Set problem: Using the material that follows, identify and copy each line with the string "terbuka".

Material for this task:
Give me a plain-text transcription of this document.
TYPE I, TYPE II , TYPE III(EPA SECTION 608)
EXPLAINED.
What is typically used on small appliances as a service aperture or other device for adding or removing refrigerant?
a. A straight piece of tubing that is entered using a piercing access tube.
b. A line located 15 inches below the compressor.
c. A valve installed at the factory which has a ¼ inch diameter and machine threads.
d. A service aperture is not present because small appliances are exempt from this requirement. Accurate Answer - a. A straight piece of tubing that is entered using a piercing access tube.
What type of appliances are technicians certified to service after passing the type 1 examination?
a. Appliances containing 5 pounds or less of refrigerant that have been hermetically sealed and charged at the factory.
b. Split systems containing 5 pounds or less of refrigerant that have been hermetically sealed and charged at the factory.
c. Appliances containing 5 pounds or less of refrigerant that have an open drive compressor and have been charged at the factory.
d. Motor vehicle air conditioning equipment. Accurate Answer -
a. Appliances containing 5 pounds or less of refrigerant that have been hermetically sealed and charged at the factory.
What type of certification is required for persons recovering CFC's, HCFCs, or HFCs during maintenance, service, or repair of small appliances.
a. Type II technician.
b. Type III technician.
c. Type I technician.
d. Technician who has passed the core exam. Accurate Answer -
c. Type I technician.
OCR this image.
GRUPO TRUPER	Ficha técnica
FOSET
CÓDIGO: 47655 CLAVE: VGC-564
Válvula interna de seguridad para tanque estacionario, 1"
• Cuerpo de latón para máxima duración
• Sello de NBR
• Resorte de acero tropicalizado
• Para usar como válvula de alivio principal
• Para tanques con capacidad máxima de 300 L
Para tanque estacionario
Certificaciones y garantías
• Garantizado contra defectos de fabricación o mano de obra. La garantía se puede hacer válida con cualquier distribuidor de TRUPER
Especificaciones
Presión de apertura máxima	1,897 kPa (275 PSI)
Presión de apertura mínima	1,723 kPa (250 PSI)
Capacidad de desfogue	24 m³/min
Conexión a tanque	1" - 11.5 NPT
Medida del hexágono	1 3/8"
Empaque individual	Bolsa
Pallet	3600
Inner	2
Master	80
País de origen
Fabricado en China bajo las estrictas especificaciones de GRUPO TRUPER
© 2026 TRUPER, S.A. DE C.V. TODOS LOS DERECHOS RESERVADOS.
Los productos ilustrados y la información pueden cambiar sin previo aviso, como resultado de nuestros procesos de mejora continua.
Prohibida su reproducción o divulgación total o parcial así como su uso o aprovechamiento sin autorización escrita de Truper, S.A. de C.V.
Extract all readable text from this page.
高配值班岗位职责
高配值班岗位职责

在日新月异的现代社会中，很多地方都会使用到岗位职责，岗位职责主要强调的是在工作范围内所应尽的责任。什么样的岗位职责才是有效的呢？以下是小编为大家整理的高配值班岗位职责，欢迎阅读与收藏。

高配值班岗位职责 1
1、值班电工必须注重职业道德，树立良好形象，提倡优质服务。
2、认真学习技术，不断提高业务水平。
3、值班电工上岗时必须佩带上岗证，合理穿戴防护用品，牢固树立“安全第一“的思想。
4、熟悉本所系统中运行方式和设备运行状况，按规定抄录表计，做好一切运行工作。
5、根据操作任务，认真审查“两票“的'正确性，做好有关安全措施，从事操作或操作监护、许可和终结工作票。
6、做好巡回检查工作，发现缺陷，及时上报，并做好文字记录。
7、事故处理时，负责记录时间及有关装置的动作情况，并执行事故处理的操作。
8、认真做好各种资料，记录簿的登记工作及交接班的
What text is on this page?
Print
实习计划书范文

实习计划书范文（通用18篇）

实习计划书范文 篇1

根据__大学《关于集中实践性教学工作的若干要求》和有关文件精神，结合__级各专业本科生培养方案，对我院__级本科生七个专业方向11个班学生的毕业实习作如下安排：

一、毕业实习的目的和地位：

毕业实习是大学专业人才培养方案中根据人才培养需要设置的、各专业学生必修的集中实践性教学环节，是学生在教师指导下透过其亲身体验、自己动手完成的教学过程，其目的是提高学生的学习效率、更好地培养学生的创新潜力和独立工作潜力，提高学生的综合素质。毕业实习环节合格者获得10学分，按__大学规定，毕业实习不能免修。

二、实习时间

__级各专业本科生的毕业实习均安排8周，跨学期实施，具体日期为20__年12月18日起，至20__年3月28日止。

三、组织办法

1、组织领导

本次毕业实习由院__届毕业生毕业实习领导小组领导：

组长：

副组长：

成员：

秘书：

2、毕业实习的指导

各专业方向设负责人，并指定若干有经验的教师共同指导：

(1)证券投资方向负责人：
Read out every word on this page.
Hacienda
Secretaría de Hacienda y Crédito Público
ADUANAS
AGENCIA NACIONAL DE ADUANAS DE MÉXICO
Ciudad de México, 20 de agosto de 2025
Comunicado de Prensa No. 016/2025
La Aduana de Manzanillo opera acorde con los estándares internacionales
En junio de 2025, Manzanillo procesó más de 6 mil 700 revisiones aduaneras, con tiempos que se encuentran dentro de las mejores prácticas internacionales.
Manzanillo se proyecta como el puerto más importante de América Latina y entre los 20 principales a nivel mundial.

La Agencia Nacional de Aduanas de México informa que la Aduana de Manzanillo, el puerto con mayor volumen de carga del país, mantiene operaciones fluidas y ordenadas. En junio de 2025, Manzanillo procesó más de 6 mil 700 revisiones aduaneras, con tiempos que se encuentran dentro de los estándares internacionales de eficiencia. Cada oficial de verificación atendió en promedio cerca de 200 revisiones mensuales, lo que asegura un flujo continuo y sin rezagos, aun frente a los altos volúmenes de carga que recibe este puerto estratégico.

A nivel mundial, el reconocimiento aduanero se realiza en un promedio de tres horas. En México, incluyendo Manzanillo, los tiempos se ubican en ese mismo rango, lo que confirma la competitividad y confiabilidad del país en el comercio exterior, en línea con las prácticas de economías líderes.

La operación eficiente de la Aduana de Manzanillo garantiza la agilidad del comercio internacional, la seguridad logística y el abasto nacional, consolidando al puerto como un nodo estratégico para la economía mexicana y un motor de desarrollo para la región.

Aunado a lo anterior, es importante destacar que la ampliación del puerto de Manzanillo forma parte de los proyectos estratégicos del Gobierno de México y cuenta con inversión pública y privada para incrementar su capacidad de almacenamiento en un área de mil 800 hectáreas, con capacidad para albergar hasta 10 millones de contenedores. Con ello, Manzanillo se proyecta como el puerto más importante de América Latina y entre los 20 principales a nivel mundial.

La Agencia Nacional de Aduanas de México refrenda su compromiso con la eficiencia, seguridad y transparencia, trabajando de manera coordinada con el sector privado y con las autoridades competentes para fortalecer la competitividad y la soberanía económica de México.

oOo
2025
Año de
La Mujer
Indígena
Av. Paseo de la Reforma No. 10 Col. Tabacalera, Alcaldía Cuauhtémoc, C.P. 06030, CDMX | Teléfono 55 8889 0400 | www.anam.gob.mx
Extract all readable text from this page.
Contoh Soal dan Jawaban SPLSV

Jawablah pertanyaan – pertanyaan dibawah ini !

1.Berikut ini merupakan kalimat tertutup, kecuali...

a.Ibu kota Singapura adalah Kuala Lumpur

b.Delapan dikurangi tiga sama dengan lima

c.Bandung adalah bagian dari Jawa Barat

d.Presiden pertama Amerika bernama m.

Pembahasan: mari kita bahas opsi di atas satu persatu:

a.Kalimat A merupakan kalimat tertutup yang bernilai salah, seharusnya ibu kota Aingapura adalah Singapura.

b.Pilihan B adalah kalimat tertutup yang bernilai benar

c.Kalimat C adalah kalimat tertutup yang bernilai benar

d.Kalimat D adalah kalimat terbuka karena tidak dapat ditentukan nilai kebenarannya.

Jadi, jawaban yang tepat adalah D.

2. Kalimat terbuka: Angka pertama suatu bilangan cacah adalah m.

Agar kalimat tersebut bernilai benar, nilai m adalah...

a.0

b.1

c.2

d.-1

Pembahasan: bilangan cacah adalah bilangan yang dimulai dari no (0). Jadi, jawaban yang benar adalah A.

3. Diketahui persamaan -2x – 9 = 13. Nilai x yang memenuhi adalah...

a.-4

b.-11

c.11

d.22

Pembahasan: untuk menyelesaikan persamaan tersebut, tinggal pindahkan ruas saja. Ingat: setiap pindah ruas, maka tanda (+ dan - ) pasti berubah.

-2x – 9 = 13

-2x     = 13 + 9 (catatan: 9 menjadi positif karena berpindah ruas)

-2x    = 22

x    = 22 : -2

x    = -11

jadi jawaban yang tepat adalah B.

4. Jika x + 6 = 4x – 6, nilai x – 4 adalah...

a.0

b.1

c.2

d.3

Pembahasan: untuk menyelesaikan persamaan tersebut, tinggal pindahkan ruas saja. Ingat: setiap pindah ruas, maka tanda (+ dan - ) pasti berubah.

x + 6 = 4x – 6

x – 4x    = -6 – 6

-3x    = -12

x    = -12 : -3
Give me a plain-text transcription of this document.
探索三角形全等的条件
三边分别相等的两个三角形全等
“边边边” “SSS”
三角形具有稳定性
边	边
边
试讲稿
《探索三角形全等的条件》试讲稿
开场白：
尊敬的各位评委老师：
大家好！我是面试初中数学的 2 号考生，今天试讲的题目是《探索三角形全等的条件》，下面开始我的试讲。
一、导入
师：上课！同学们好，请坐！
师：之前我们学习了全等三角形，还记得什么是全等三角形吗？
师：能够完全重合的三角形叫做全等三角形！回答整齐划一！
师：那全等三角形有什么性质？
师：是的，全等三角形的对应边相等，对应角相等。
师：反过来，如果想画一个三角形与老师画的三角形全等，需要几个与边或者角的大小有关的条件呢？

Written response:
d.Kalimat D adalah kalimat terbuka karena tidak dapat ditentukan nilai kebenarannya.
2. Kalimat terbuka: Angka pertama suatu bilangan cacah adalah m.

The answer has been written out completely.